# Start of TASK INPUTS

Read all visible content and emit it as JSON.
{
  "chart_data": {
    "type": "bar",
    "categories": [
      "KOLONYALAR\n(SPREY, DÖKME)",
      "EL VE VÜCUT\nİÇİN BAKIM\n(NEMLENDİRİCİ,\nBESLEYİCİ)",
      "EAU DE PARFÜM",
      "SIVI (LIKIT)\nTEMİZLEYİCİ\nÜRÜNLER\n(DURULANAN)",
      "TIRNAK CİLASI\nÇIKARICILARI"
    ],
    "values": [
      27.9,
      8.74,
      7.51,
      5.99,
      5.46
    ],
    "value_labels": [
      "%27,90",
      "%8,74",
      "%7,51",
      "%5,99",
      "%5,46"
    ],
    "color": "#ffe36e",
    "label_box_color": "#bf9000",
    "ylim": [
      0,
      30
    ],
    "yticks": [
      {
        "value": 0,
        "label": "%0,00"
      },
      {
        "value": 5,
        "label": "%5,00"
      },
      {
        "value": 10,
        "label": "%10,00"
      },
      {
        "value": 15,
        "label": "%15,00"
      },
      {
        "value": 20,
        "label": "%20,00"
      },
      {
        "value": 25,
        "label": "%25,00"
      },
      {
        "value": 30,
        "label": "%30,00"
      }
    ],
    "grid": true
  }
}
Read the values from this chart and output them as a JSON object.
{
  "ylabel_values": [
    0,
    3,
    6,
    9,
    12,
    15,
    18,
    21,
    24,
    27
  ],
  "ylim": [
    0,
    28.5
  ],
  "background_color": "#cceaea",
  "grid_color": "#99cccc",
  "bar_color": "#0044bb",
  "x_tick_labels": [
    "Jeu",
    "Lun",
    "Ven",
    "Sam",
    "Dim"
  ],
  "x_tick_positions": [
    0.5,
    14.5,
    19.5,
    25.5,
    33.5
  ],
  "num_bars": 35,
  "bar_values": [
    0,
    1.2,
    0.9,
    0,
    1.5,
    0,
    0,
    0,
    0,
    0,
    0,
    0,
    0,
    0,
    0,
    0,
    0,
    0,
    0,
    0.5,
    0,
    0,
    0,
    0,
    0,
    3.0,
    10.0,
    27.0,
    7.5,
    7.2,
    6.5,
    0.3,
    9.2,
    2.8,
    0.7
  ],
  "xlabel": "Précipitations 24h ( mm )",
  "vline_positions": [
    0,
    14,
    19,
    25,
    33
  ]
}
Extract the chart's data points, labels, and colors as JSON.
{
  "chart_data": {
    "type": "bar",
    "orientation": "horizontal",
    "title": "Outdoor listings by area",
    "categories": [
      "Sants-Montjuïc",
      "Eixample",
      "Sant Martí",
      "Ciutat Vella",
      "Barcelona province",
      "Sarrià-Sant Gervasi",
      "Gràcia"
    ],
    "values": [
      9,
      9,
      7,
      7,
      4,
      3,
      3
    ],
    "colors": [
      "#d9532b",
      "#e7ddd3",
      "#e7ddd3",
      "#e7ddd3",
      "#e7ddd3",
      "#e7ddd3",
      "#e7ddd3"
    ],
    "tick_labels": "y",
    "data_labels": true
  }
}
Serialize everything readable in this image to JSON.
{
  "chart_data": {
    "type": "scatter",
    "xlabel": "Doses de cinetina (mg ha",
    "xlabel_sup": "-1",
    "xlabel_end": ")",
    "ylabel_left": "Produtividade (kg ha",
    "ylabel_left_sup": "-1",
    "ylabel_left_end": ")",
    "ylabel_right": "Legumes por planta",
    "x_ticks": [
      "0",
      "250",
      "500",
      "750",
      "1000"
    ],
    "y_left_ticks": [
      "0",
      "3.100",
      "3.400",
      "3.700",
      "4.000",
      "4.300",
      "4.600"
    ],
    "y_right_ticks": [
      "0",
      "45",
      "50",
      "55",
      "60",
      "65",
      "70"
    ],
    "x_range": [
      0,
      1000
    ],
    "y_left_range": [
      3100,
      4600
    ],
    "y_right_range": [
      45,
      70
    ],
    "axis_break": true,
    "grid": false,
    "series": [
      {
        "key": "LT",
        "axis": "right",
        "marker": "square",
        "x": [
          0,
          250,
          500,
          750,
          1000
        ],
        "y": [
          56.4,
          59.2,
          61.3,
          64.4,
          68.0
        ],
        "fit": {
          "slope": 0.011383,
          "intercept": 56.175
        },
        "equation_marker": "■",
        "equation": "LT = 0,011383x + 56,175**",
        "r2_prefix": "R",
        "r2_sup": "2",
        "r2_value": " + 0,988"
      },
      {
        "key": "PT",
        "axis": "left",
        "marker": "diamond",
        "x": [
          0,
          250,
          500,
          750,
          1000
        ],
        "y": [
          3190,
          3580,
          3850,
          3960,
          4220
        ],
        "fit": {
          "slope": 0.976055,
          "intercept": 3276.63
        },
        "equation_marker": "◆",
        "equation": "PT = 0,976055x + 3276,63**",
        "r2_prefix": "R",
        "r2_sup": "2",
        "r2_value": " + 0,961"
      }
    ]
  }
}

# End of TASK INPUTS

GOAL:
Repeat the records above exactly.

COMPLETE RESPONSE:
Read all visible content and emit it as JSON.
{
  "chart_data": {
    "type": "bar",
    "categories": [
      "KOLONYALAR\n(SPREY, DÖKME)",
      "EL VE VÜCUT\nİÇİN BAKIM\n(NEMLENDİRİCİ,\nBESLEYİCİ)",
      "EAU DE PARFÜM",
      "SIVI (LIKIT)\nTEMİZLEYİCİ\nÜRÜNLER\n(DURULANAN)",
      "TIRNAK CİLASI\nÇIKARICILARI"
    ],
    "values": [
      27.9,
      8.74,
      7.51,
      5.99,
      5.46
    ],
    "value_labels": [
      "%27,90",
      "%8,74",
      "%7,51",
      "%5,99",
      "%5,46"
    ],
    "color": "#ffe36e",
    "label_box_color": "#bf9000",
    "ylim": [
      0,
      30
    ],
    "yticks": [
      {
        "value": 0,
        "label": "%0,00"
      },
      {
        "value": 5,
        "label": "%5,00"
      },
      {
        "value": 10,
        "label": "%10,00"
      },
      {
        "value": 15,
        "label": "%15,00"
      },
      {
        "value": 20,
        "label": "%20,00"
      },
      {
        "value": 25,
        "label": "%25,00"
      },
      {
        "value": 30,
        "label": "%30,00"
      }
    ],
    "grid": true
  }
}
Read the values from this chart and output them as a JSON object.
{
  "ylabel_values": [
    0,
    3,
    6,
    9,
    12,
    15,
    18,
    21,
    24,
    27
  ],
  "ylim": [
    0,
    28.5
  ],
  "background_color": "#cceaea",
  "grid_color": "#99cccc",
  "bar_color": "#0044bb",
  "x_tick_labels": [
    "Jeu",
    "Lun",
    "Ven",
    "Sam",
    "Dim"
  ],
  "x_tick_positions": [
    0.5,
    14.5,
    19.5,
    25.5,
    33.5
  ],
  "num_bars": 35,
  "bar_values": [
    0,
    1.2,
    0.9,
    0,
    1.5,
    0,
    0,
    0,
    0,
    0,
    0,
    0,
    0,
    0,
    0,
    0,
    0,
    0,
    0,
    0.5,
    0,
    0,
    0,
    0,
    0,
    3.0,
    10.0,
    27.0,
    7.5,
    7.2,
    6.5,
    0.3,
    9.2,
    2.8,
    0.7
  ],
  "xlabel": "Précipitations 24h ( mm )",
  "vline_positions": [
    0,
    14,
    19,
    25,
    33
  ]
}
Extract the chart's data points, labels, and colors as JSON.
{
  "chart_data": {
    "type": "bar",
    "orientation": "horizontal",
    "title": "Outdoor listings by area",
    "categories": [
      "Sants-Montjuïc",
      "Eixample",
      "Sant Martí",
      "Ciutat Vella",
      "Barcelona province",
      "Sarrià-Sant Gervasi",
      "Gràcia"
    ],
    "values": [
      9,
      9,
      7,
      7,
      4,
      3,
      3
    ],
    "colors": [
      "#d9532b",
      "#e7ddd3",
      "#e7ddd3",
      "#e7ddd3",
      "#e7ddd3",
      "#e7ddd3",
      "#e7ddd3"
    ],
    "tick_labels": "y",
    "data_labels": true
  }
}
Serialize everything readable in this image to JSON.
{
  "chart_data": {
    "type": "scatter",
    "xlabel": "Doses de cinetina (mg ha",
    "xlabel_sup": "-1",
    "xlabel_end": ")",
    "ylabel_left": "Produtividade (kg ha",
    "ylabel_left_sup": "-1",
    "ylabel_left_end": ")",
    "ylabel_right": "Legumes por planta",
    "x_ticks": [
      "0",
      "250",
      "500",
      "750",
      "1000"
    ],
    "y_left_ticks": [
      "0",
      "3.100",
      "3.400",
      "3.700",
      "4.000",
      "4.300",
      "4.600"
    ],
    "y_right_ticks": [
      "0",
      "45",
      "50",
      "55",
      "60",
      "65",
      "70"
    ],
    "x_range": [
      0,
      1000
    ],
    "y_left_range": [
      3100,
      4600
    ],
    "y_right_range": [
      45,
      70
    ],
    "axis_break": true,
    "grid": false,
    "series": [
      {
        "key": "LT",
        "axis": "right",
        "marker": "square",
        "x": [
          0,
          250,
          500,
          750,
          1000
        ],
        "y": [
          56.4,
          59.2,
          61.3,
          64.4,
          68.0
        ],
        "fit": {
          "slope": 0.011383,
          "intercept": 56.175
        },
        "equation_marker": "■",
        "equation": "LT = 0,011383x + 56,175**",
        "r2_prefix": "R",
        "r2_sup": "2",
        "r2_value": " + 0,988"
      },
      {
        "key": "PT",
        "axis": "left",
        "marker": "diamond",
        "x": [
          0,
          250,
          500,
          750,
          1000
        ],
        "y": [
          3190,
          3580,
          3850,
          3960,
          4220
        ],
        "fit": {
          "slope": 0.976055,
          "intercept": 3276.63
        },
        "equation_marker": "◆",
        "equation": "PT = 0,976055x + 3276,63**",
        "r2_prefix": "R",
        "r2_sup": "2",
        "r2_value": " + 0,961"
      }
    ]
  }
}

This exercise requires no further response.